- Written exercise -
Gather each line in the entries that includes the string "Free".

[Stored items from a collection]
────────────────────────────────────────
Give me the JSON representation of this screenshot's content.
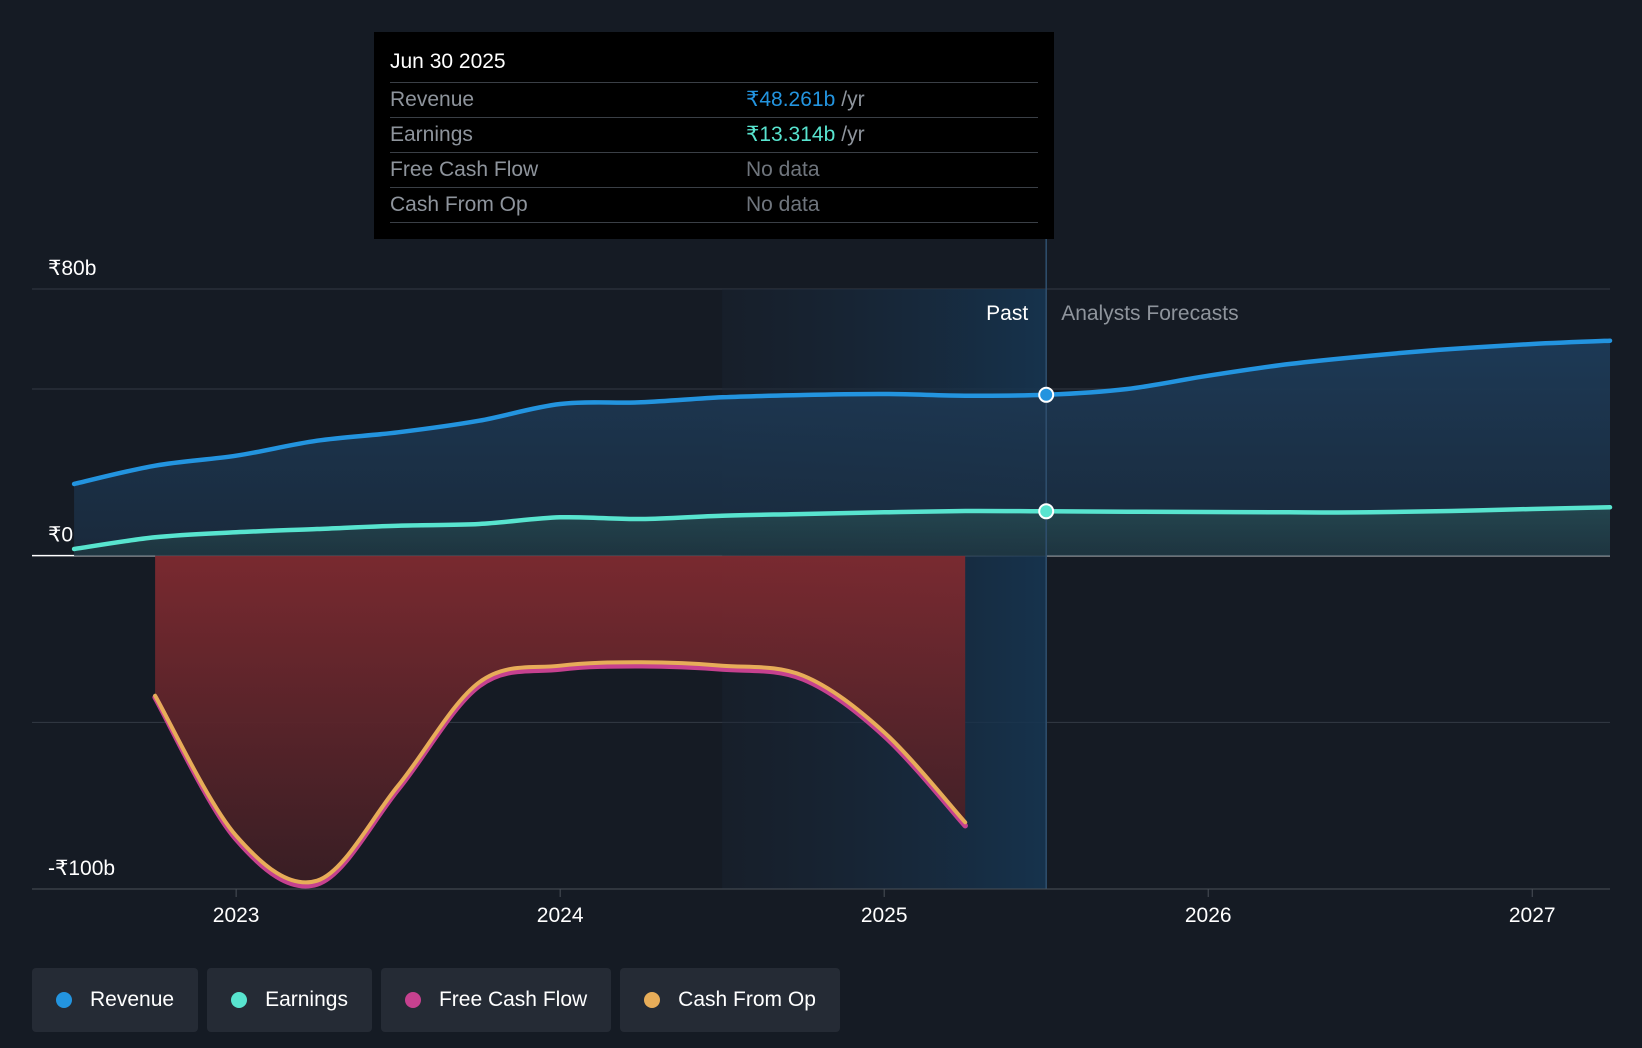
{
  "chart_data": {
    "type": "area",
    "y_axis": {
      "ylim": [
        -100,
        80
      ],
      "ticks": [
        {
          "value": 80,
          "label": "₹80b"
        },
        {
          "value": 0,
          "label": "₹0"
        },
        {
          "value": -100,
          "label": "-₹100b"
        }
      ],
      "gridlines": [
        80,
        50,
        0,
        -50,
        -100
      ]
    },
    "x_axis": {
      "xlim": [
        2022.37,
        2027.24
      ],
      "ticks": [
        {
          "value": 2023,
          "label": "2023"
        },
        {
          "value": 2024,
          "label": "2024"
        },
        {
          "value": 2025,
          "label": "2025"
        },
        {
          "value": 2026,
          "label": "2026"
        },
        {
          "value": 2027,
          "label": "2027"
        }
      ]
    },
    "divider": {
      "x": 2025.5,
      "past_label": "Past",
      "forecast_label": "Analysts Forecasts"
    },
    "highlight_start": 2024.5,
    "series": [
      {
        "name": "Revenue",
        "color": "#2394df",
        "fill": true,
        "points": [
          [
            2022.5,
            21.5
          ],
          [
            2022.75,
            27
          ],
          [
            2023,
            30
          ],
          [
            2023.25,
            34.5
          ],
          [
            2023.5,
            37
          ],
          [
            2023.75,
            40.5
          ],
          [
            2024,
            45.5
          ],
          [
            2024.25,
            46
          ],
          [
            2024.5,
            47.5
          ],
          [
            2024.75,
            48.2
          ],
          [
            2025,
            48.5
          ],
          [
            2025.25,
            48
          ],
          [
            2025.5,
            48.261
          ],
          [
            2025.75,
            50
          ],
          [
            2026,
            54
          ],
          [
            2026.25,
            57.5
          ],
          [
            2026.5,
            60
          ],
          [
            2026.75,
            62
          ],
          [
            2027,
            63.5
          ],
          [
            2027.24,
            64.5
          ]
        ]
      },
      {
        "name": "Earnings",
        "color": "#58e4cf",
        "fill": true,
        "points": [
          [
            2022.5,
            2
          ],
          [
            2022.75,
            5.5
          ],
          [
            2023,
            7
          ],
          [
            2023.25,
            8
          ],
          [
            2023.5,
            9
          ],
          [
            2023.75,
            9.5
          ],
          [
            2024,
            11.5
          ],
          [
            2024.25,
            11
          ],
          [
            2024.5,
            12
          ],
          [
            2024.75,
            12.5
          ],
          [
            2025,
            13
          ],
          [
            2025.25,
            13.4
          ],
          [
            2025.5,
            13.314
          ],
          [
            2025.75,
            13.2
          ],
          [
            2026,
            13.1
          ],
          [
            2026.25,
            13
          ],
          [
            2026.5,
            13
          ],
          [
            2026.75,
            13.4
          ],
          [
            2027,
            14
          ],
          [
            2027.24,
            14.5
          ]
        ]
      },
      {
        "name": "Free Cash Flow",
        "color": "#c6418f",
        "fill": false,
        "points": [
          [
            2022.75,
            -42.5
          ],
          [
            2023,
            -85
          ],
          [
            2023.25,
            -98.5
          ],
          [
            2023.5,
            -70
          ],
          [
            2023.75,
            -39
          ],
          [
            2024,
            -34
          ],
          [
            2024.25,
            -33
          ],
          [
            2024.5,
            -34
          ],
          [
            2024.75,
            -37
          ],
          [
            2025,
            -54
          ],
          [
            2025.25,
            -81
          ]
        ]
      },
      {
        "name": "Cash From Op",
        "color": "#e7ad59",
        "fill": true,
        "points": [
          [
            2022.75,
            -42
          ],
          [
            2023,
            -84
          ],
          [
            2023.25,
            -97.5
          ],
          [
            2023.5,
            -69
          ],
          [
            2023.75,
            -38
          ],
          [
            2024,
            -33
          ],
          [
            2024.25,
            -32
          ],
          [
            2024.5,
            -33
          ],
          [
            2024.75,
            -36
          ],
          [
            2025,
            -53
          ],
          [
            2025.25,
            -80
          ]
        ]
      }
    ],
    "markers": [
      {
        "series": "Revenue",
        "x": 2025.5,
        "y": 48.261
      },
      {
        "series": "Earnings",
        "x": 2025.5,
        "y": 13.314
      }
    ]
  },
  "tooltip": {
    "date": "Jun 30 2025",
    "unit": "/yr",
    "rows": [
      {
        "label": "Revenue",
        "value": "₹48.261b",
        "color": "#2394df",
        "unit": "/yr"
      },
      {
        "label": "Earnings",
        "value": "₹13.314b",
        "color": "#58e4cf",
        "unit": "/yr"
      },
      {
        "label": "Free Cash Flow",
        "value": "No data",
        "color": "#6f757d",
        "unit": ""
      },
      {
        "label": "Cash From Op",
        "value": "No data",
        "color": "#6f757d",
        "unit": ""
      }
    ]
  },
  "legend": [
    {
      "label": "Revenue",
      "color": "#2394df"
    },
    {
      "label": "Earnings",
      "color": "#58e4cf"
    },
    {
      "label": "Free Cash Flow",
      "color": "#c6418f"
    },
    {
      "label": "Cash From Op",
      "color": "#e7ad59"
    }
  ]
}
────────────────────────────────────────
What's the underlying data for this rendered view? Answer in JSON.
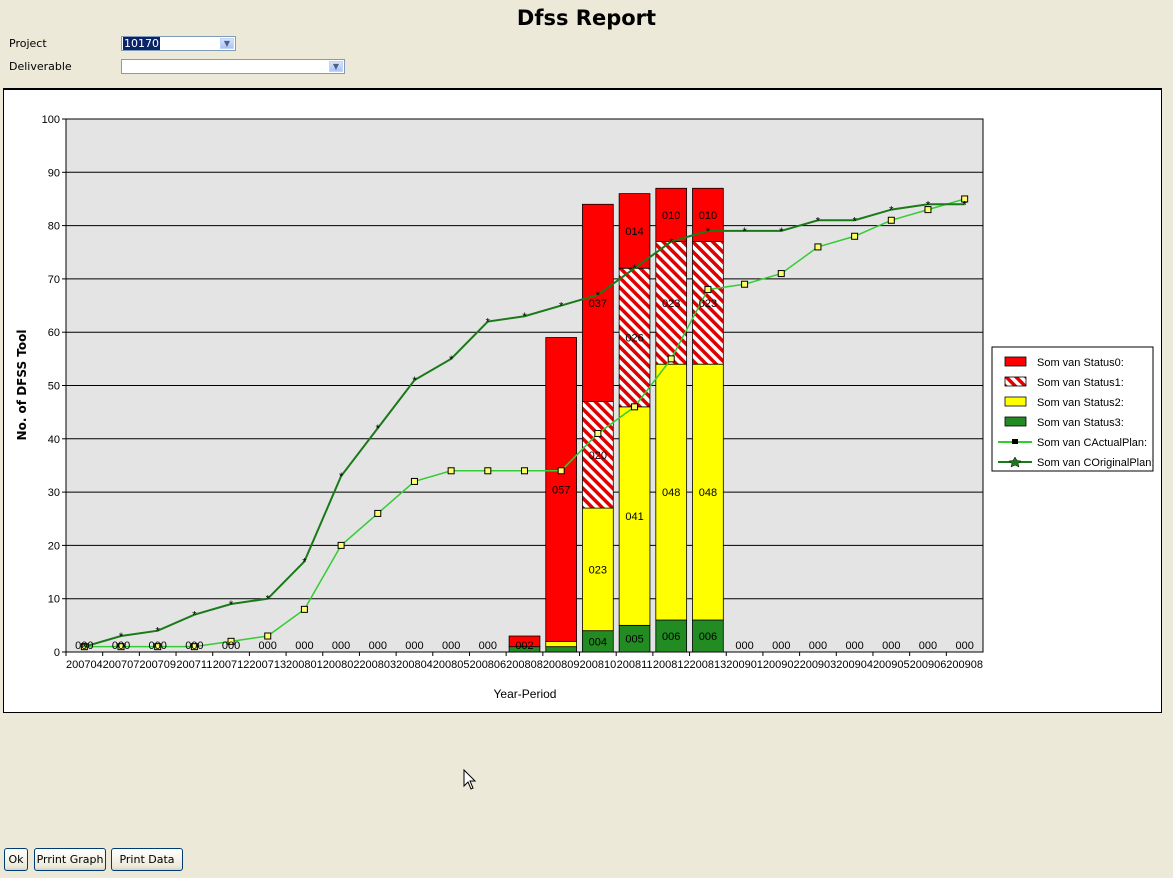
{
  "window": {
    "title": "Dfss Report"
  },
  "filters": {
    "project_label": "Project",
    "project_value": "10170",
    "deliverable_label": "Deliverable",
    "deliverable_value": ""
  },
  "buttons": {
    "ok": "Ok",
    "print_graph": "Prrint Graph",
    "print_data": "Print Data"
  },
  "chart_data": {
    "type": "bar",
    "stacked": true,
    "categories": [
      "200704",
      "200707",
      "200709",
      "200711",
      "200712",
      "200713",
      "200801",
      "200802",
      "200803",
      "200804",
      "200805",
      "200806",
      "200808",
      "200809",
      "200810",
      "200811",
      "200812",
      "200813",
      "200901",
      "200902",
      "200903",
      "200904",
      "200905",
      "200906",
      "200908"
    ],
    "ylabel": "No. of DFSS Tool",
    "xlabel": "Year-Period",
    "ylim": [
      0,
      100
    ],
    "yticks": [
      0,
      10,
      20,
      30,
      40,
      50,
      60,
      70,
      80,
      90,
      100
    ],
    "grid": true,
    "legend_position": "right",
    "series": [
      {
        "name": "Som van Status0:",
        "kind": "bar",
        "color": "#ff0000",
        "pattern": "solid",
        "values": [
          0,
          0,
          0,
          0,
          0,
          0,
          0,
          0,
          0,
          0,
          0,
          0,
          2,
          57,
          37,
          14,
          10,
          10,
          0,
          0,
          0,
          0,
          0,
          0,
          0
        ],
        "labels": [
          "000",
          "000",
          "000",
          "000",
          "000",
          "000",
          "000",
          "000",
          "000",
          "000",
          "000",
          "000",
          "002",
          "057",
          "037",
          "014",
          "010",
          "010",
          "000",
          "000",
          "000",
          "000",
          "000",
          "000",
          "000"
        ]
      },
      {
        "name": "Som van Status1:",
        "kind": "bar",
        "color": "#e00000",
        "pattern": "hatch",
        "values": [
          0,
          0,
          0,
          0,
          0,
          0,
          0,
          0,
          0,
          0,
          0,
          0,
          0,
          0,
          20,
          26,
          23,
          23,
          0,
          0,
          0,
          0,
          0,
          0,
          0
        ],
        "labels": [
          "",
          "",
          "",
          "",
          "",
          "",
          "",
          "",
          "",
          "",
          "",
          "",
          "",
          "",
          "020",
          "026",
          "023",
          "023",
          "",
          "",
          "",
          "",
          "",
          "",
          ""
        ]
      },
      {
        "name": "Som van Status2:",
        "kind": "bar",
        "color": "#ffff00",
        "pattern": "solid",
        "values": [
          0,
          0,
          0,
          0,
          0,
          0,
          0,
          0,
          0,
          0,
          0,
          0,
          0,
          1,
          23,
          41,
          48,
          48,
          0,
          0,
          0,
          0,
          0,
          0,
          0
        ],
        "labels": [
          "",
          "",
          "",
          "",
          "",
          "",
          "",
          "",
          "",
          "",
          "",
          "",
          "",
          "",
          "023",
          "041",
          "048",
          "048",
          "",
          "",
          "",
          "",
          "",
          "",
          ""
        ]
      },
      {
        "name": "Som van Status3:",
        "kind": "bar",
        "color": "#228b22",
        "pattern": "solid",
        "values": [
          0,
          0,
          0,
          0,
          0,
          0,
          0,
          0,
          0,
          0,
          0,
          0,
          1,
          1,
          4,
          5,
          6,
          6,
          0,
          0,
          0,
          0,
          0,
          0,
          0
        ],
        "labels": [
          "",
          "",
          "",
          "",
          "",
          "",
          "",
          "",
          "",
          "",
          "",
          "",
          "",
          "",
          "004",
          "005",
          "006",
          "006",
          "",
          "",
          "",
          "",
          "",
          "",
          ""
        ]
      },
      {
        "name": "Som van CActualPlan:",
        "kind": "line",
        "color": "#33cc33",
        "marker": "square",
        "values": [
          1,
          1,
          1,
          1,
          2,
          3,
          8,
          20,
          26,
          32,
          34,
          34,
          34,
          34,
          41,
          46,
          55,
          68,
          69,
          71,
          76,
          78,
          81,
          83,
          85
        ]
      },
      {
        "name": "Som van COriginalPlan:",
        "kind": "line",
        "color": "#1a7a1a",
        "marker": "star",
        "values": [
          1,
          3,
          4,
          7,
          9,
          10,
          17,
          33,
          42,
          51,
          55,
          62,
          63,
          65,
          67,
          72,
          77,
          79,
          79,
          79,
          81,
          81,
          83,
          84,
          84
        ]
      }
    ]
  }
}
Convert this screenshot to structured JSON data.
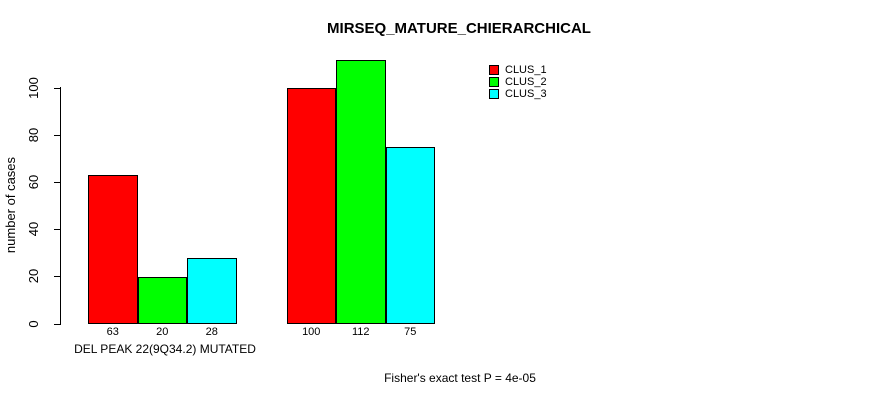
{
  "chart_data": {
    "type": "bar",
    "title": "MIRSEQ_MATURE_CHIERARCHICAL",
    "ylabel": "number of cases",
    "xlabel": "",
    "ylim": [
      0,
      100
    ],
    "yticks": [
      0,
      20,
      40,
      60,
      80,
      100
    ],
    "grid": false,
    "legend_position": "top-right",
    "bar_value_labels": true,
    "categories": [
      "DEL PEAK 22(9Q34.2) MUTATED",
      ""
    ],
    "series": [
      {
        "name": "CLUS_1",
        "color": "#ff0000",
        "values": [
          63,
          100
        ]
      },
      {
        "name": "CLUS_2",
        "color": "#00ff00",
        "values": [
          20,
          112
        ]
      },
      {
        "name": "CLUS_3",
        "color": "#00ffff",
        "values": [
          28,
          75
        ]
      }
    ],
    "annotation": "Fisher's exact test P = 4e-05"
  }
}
────────────────────────────────────────
- Answer below -
        "name": "Free Cash Flow",
        "label": "Free Cash Flow",
      "label": "Free Cash Flow",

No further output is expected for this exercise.